*** Opening of SUPPLIED PASSAGE ***

A Guest for LunchTuesday 25th April 2000
THROUGHOUT the winter, a spider has kept its web in an upper corner of the lounge window-frame. The orb-web, which, I should explain, is on the outside, is about eight inches across, but is almost invisible seen against the sky.
This morning the spider is out on its web wrapping up its prey. I take a closer look as it heaves its dangling food parcel back to its lair and sets about sinking its fangs into it.
The prey looks suspiciously like a smaller spider. This could be a male that has been unsuccessful in approaching the larger female.
By the way, I have to admit a mis-identification. I thought this object, which I sketched last September, on the window of the spare bedroom was a spider or moth cocoon, and I left it to hatch out. Sadly it has turned out to be a small fruiting body of a fungus. It is now dry and brown inside. It is growing on one of the old windows which we didn't replace when we moved into the house.
Nest buildersPart of the problem is Starlings, which I love to see nesting in the corner of the house. I can glance at them over my shoulder, a few yards away, as I'm sitting here at the desk. They use a space on top of the cavity wall and below the roof. About seventeen years ago, bumble bees nested in this space. The following year the starlings threw out the remains of the bee's nest. This year it looks as if House Sparrows have taken over from the starlings. The only trouble is, because of the construction of our 1930s house, young birds occassionally manage to appear, panicking, trapped behind the air ventilator grill in this bedroom. Dust and debris come through, so we leave the vent closed. I imagine this has led to condensation during the long periods when the room is unused and that is why the fungus has got a hold.

*** Close of SUPPLIED PASSAGE ***
*** Opening of RECORD EXTRACTS ***

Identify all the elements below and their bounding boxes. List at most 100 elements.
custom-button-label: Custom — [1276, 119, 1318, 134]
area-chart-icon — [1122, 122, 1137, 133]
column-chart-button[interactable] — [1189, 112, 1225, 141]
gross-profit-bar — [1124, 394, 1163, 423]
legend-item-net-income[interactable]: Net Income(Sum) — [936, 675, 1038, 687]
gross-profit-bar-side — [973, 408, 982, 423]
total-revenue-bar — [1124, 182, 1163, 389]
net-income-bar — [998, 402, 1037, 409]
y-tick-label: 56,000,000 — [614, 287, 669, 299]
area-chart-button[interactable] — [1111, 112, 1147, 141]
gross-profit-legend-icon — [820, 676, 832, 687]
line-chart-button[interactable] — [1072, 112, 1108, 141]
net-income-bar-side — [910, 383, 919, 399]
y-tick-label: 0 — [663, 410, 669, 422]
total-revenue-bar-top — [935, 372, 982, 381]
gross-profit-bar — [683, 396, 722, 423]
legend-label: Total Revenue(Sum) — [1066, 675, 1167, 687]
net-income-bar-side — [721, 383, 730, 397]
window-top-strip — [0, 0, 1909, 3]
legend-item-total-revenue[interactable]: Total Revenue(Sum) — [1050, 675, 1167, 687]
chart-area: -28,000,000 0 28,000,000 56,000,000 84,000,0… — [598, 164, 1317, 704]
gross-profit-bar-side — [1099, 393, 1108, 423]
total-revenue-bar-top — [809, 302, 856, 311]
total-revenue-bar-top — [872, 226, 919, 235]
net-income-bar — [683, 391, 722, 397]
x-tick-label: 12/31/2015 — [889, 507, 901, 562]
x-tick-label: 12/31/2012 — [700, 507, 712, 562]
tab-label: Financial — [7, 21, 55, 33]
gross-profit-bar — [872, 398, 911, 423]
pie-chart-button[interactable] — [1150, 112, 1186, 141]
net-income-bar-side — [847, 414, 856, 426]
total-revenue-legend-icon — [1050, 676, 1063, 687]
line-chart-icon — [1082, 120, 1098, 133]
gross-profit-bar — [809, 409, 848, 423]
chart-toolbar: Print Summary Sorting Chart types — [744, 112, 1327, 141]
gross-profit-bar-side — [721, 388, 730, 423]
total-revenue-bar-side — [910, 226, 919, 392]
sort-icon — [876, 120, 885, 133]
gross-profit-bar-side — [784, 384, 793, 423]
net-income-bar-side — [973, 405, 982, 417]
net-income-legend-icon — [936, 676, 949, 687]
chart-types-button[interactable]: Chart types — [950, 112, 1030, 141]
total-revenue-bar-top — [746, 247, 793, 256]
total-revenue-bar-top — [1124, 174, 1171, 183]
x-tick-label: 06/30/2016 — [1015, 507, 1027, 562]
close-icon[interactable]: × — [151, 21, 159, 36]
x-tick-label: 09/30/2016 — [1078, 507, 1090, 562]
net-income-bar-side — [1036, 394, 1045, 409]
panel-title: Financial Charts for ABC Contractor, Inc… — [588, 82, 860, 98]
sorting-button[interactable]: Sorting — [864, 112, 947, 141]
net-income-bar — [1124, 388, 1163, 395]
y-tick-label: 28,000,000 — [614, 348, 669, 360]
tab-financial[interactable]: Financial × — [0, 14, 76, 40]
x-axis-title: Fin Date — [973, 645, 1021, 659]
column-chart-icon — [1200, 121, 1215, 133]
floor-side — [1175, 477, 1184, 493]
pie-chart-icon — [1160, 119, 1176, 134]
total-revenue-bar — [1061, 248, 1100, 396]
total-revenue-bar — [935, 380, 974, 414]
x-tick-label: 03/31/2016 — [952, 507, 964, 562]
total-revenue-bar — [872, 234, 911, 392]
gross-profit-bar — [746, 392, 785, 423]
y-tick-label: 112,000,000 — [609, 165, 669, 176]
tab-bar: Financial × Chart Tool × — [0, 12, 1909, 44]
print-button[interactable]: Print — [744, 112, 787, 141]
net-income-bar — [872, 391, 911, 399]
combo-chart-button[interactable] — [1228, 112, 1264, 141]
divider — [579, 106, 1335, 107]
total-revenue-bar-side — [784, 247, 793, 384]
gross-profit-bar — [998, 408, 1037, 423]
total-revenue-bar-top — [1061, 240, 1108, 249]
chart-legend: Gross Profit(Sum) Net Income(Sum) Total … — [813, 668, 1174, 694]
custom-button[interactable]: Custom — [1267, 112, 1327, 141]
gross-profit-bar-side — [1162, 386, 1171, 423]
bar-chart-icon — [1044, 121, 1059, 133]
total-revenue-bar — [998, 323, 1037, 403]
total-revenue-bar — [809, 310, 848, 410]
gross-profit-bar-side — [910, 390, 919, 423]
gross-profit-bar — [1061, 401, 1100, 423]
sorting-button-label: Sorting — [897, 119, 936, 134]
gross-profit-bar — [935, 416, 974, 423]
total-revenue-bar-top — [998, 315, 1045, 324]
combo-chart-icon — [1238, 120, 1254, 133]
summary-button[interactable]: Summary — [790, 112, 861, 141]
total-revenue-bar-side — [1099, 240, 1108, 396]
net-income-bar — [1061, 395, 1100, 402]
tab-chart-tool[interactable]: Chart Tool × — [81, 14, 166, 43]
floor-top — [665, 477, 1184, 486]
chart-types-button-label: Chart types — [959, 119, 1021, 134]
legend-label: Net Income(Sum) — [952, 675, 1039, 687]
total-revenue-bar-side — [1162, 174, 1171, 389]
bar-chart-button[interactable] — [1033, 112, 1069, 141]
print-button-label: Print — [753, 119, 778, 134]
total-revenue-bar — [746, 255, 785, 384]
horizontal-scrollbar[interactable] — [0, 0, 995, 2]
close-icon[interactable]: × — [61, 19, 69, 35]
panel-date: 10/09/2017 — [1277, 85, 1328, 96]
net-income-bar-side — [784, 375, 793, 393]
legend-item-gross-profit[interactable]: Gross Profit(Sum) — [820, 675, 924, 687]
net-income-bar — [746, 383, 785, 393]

*** Close of RECORD EXTRACTS ***

### BRIEF A
From the diary entry about the window spider, list every kind of creature said to have nested in the space on top of the cavity wall and below the roof.
### BRIEF B
Continue the diary entry about the window spider and the nesting birds, picking up after its final sentence.

### ANSWER BOX A
- Bumble bees
- Starlings
- House Sparrows

### ANSWER BOX B
Neighbours a few doors down grow Pampas Grass. We've found pieces lying on the drive near the front door. These will be pieces dropped by starlings or sparrows which are a little over-enthusiastic in their selection of nest materials.
I'd love to have House Martins nesting here too, but their main colony is across the road. A few birds, the first I've seen, freshly returned from their winter in Africa, fly around this evening, taking a look at last year's mud-cup nests below the eves.
There's a wild cherry now in flower on Millbank. It's most likely Wild Cherry or Gean, but I expect it could be Bird Cherry, which is on the southern edge of its range here. I shall have to check it out.